> Goal: Look for the word "Configure" in the entries below, then copy every line that has it.

** start Record excerpts **

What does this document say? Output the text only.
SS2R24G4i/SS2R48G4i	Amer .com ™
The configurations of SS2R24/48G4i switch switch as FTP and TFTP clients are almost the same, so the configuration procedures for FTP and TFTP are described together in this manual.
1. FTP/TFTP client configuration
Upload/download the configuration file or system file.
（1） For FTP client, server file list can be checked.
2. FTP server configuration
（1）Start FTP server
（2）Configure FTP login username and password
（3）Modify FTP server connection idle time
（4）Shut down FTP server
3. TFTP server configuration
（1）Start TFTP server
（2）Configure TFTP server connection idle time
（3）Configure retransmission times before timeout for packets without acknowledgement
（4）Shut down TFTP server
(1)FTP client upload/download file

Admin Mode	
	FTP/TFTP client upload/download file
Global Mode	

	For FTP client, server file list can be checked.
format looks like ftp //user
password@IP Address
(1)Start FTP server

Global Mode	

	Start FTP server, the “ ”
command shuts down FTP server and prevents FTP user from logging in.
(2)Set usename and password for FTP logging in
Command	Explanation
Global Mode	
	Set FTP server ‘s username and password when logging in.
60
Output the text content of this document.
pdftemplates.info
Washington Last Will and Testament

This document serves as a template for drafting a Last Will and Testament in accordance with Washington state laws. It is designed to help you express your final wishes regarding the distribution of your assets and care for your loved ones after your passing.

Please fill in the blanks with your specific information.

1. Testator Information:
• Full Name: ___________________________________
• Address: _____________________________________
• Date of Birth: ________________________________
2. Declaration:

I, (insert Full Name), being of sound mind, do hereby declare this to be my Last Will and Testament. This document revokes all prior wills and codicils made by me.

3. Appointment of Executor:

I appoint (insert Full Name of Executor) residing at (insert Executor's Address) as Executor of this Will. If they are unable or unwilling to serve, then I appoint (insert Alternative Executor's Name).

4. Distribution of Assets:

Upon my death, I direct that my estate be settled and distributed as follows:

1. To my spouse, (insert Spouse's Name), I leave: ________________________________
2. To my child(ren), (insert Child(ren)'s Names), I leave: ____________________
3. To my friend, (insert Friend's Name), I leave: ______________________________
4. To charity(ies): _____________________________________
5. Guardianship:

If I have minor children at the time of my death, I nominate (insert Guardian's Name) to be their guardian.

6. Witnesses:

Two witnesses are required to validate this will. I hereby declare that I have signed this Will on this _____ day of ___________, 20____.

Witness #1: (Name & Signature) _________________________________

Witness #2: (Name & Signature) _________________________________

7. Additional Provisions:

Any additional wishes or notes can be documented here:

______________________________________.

** end Record excerpts **

> Solution:
（2）Configure FTP login username and password
（2）Configure TFTP server connection idle time
（3）Configure retransmission times before timeout for packets without acknowledgement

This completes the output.